BRIEF: Pull out every line containing the string "mittel".

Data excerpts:
· · · · · · ·

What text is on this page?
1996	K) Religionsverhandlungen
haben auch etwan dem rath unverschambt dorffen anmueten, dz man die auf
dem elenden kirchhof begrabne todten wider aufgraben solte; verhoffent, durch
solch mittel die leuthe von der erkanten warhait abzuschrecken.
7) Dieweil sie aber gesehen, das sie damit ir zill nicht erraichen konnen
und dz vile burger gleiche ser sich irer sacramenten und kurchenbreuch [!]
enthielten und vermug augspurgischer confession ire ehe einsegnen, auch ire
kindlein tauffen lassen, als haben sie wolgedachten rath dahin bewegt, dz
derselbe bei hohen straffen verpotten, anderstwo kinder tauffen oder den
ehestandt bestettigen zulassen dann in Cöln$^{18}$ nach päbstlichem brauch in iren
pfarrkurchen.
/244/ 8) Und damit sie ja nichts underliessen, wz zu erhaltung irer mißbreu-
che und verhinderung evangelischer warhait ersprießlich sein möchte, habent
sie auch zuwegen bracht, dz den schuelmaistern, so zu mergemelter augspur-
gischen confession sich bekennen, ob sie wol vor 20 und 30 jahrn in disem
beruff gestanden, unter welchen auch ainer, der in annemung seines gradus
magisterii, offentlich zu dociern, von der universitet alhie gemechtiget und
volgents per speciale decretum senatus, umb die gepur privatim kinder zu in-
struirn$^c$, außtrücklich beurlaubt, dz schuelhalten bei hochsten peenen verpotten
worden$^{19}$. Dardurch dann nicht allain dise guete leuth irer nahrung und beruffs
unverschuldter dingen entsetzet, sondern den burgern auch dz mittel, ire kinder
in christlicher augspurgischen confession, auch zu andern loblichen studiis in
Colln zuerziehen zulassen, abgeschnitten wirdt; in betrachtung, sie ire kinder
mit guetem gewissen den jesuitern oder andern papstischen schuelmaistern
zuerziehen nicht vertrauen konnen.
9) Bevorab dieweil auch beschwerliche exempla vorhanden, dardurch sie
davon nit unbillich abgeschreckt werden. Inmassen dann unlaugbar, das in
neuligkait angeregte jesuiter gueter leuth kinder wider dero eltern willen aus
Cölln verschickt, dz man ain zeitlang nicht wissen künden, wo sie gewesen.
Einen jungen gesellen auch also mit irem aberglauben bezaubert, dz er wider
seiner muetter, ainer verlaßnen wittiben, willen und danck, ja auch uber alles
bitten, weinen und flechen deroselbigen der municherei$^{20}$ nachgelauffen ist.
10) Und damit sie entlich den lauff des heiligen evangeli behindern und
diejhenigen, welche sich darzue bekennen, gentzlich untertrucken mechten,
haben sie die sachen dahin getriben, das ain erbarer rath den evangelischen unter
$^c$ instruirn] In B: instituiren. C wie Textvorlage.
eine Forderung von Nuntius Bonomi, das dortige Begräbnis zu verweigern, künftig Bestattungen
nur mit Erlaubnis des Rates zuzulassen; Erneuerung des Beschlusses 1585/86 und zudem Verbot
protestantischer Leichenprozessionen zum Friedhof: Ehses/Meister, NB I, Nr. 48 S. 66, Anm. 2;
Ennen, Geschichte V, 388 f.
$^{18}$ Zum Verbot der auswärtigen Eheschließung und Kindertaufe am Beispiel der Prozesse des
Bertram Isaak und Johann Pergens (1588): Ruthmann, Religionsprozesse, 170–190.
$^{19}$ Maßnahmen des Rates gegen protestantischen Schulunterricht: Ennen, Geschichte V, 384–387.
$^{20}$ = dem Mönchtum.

· · · · · · ·

SOLUTION TO THE EXERCISE:
solch mittel die leuthe von der erkanten warhait abzuschrecken.
unverschuldter dingen entsetzet, sondern den burgern auch dz mittel, ire kinder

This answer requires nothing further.